* Exercise brief: Find the lines below that contain the word "膈顶部下降" and count them. Only the number should be given.

:::::

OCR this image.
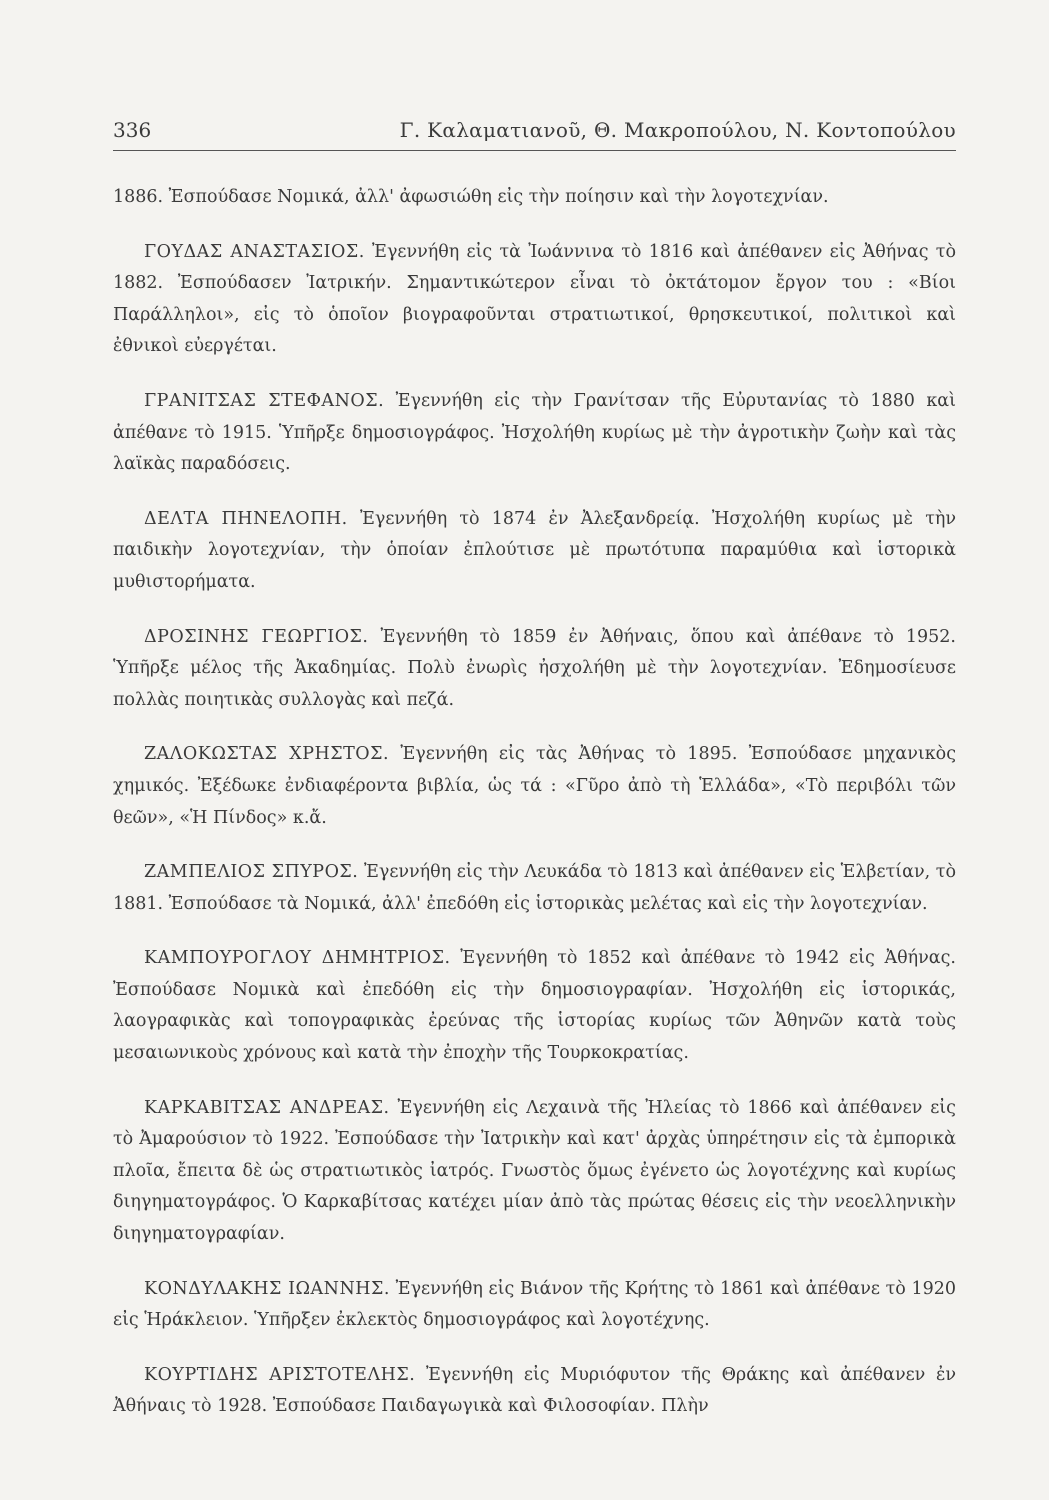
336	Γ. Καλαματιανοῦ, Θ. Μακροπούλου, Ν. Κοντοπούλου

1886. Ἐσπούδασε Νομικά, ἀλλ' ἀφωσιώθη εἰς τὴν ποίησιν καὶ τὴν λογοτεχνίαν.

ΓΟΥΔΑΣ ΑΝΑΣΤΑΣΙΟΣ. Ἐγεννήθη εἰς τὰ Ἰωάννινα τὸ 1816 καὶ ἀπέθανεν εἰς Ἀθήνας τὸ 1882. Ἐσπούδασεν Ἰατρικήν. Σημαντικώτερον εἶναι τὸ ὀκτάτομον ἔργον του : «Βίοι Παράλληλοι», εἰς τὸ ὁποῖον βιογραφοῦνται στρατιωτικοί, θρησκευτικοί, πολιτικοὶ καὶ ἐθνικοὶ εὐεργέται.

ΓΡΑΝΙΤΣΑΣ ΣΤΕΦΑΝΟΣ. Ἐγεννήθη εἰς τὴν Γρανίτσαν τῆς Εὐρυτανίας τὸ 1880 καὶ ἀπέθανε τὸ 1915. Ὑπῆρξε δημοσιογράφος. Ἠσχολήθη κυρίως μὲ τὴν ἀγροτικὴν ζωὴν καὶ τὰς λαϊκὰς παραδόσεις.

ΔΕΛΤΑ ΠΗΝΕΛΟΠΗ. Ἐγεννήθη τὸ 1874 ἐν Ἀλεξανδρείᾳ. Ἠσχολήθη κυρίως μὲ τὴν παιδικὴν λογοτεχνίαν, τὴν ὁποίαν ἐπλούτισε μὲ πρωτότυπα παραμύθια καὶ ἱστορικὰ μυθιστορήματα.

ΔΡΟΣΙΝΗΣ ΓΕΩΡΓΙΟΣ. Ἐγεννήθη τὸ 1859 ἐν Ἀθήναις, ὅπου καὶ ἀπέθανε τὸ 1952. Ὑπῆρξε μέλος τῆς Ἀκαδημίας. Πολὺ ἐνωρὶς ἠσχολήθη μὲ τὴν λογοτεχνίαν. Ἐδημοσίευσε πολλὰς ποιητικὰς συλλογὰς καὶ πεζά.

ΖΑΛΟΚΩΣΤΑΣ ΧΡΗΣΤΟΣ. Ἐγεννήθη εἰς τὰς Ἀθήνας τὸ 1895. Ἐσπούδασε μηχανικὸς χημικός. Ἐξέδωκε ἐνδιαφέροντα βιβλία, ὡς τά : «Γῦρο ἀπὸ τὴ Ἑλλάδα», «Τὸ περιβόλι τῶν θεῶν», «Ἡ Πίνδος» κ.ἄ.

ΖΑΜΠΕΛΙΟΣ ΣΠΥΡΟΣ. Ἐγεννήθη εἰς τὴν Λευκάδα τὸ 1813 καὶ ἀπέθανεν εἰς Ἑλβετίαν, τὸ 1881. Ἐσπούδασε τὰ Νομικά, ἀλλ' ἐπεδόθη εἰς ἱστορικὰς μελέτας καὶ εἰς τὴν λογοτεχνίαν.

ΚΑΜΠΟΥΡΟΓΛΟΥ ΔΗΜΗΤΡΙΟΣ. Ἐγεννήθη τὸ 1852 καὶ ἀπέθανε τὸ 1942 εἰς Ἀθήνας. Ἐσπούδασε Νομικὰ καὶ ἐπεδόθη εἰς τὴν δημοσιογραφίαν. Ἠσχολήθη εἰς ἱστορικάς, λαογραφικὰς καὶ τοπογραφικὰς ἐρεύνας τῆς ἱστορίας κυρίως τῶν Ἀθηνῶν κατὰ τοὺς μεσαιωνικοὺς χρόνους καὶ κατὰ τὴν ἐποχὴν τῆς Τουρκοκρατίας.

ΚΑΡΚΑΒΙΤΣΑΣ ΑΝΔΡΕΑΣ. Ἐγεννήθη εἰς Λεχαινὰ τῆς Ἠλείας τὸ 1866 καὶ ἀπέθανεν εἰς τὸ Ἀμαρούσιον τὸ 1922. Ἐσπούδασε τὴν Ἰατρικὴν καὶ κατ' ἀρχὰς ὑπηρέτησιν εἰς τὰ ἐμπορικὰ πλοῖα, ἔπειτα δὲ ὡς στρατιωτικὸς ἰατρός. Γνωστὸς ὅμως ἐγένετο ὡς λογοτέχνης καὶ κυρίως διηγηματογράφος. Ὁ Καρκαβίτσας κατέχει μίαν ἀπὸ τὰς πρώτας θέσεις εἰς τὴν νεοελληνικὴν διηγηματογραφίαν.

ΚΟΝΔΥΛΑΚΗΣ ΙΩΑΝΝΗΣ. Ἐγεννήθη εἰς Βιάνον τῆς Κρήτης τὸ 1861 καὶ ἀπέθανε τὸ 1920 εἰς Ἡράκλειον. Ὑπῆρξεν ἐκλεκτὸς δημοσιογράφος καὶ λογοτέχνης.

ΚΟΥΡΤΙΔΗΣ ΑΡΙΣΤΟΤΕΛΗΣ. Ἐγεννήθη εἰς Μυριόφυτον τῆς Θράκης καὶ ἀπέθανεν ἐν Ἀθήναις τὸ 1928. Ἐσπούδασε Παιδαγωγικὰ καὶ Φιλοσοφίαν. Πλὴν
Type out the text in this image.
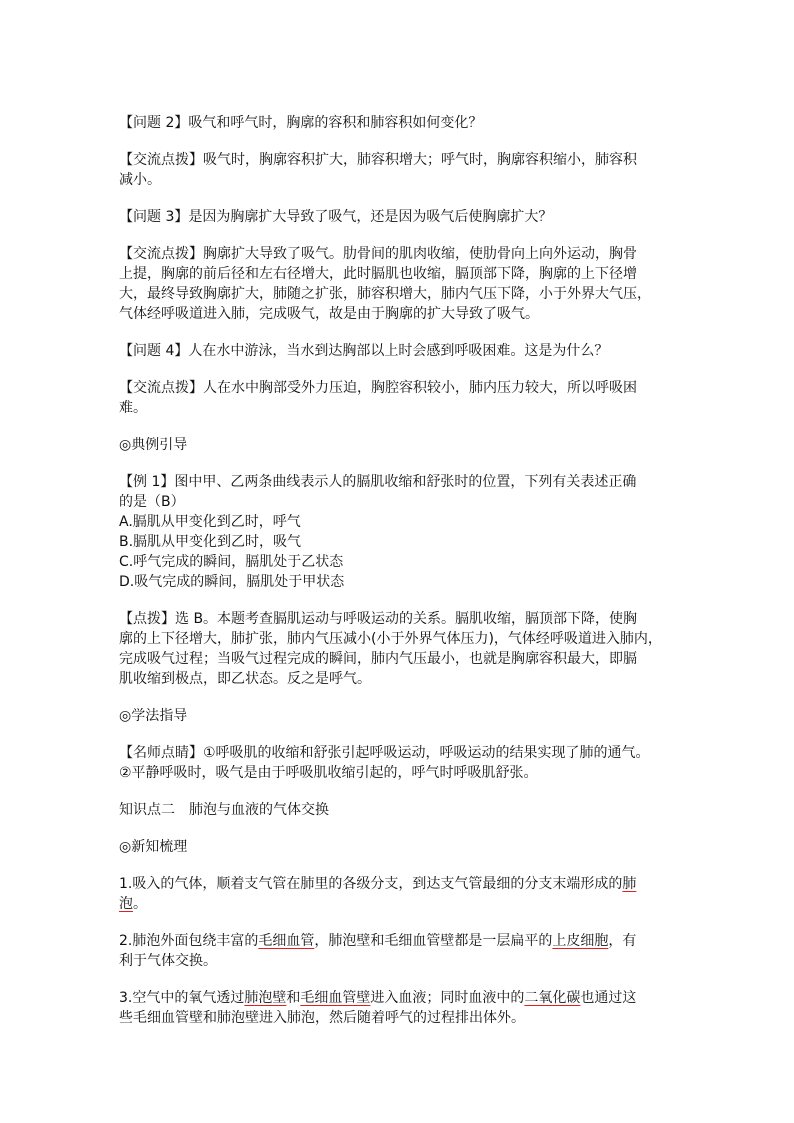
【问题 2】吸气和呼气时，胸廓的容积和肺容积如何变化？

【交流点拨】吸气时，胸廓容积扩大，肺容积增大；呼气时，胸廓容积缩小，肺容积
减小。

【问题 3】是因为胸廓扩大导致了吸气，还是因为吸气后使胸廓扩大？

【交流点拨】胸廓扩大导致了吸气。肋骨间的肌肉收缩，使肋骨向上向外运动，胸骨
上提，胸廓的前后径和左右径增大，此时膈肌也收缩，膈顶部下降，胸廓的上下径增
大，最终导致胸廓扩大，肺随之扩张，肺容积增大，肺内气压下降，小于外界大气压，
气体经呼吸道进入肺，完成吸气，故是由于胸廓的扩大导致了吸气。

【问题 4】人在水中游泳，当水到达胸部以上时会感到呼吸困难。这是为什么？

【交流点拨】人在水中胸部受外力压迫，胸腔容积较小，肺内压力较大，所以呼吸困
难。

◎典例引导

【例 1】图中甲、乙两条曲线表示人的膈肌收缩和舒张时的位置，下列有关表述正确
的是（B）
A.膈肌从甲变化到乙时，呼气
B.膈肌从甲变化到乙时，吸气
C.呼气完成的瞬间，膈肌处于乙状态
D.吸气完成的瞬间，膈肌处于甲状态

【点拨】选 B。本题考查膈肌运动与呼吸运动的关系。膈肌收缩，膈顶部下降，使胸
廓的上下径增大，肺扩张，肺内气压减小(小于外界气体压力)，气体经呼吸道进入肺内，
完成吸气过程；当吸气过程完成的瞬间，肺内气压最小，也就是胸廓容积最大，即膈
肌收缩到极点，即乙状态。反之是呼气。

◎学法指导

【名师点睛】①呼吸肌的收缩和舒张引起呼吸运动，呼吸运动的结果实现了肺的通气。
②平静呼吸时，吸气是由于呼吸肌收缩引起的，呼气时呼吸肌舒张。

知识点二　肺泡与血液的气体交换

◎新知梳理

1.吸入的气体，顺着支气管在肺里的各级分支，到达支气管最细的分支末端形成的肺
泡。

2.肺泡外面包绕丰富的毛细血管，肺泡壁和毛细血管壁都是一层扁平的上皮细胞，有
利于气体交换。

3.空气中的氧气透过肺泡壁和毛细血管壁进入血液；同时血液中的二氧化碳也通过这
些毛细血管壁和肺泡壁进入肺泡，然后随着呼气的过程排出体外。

:::::

* Reply to the task: 2